### WRITTEN EXERCISE
Copy every line of the data that includes the string "agreement".

### SUPPLIED RECORDS
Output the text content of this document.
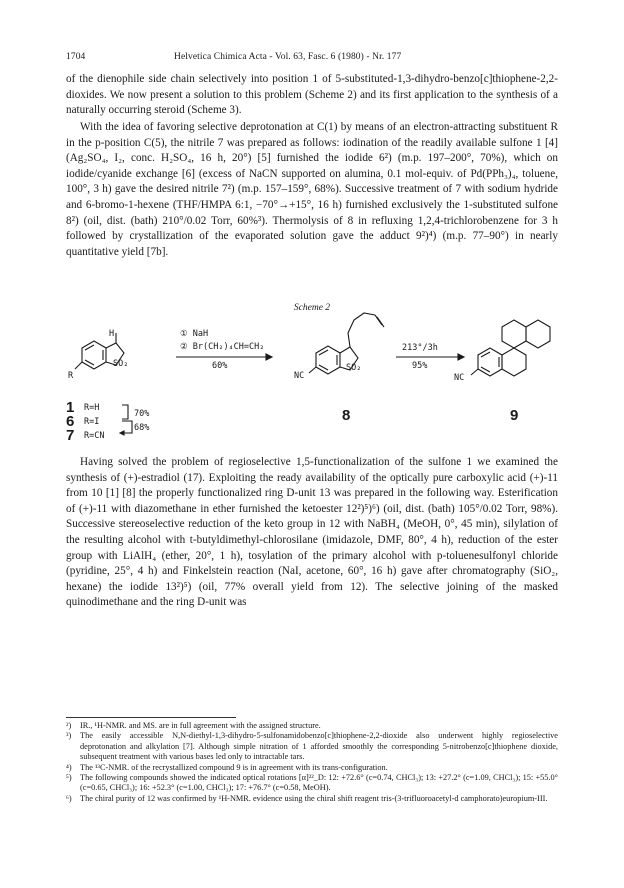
1704	Helvetica Chimica Acta - Vol. 63, Fasc. 6 (1980) - Nr. 177

of the dienophile side chain selectively into position 1 of 5-substituted-1,3-dihydro-benzo[c]thiophene-2,2-dioxides. We now present a solution to this problem (Scheme 2) and its first application to the synthesis of a naturally occurring steroid (Scheme 3).

With the idea of favoring selective deprotonation at C(1) by means of an electron-attracting substituent R in the p-position C(5), the nitrile 7 was prepared as follows: iodination of the readily available sulfone 1 [4] (Ag₂SO₄, I₂, conc. H₂SO₄, 16 h, 20°) [5] furnished the iodide 6²) (m.p. 197–200°, 70%), which on iodide/cyanide exchange [6] (excess of NaCN supported on alumina, 0.1 mol-equiv. of Pd(PPh₃)₄, toluene, 100°, 3 h) gave the desired nitrile 7²) (m.p. 157–159°, 68%). Successive treatment of 7 with sodium hydride and 6-bromo-1-hexene (THF/HMPA 6:1, −70°→+15°, 16 h) furnished exclusively the 1-substituted sulfone 8²) (oil, dist. (bath) 210°/0.02 Torr, 60%³). Thermolysis of 8 in refluxing 1,2,4-trichlorobenzene for 3 h followed by crystallization of the evaporated solution gave the adduct 9²)⁴) (m.p. 77–90°) in nearly quantitative yield [7b].

Scheme 2
H
SO₂
R
① NaH
② Br(CH₂)₄CH=CH₂
60%	SO₂
NC
213°/3h
95%
NC
1 R=H
6 R=I
7 R=CN
70%
68%
8	9

Having solved the problem of regioselective 1,5-functionalization of the sulfone 1 we examined the synthesis of (+)-estradiol (17). Exploiting the ready availability of the optically pure carboxylic acid (+)-11 from 10 [1] [8] the properly functionalized ring D-unit 13 was prepared in the following way. Esterification of (+)-11 with diazomethane in ether furnished the ketoester 12²)⁵)⁶) (oil, dist. (bath) 105°/0.02 Torr, 98%). Successive stereoselective reduction of the keto group in 12 with NaBH₄ (MeOH, 0°, 45 min), silylation of the resulting alcohol with t-butyldimethyl-chlorosilane (imidazole, DMF, 80°, 4 h), reduction of the ester group with LiAlH₄ (ether, 20°, 1 h), tosylation of the primary alcohol with p-toluenesulfonyl chloride (pyridine, 25°, 4 h) and Finkelstein reaction (NaI, acetone, 60°, 16 h) gave after chromatography (SiO₂, hexane) the iodide 13²)⁵) (oil, 77% overall yield from 12). The selective joining of the masked quinodimethane and the ring D-unit was

²) IR., ¹H-NMR. and MS. are in full agreement with the assigned structure.

³) The easily accessible N,N-diethyl-1,3-dihydro-5-sulfonamidobenzo[c]thiophene-2,2-dioxide also underwent highly regioselective deprotonation and alkylation [7]. Although simple nitration of 1 afforded smoothly the corresponding 5-nitrobenzo[c]thiophene dioxide, subsequent treatment with various bases led only to intractable tars.

⁴) The ¹³C-NMR. of the recrystallized compound 9 is in agreement with its trans-configuration.

⁵) The following compounds showed the indicated optical rotations [α]²²_D: 12: +72.6° (c=0.74, CHCl₃); 13: +27.2° (c=1.09, CHCl₃); 15: +55.0° (c=0.65, CHCl₃); 16: +52.3° (c=1.00, CHCl₃); 17: +76.7° (c=0.58, MeOH).

⁶) The chiral purity of 12 was confirmed by ¹H-NMR. evidence using the chiral shift reagent tris-(3-trifluoroacetyl-d camphorato)europium-III.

### ANSWER TO THE TASK
²) IR., ¹H-NMR. and MS. are in full agreement with the assigned structure.
⁴) The ¹³C-NMR. of the recrystallized compound 9 is in agreement with its trans-configuration.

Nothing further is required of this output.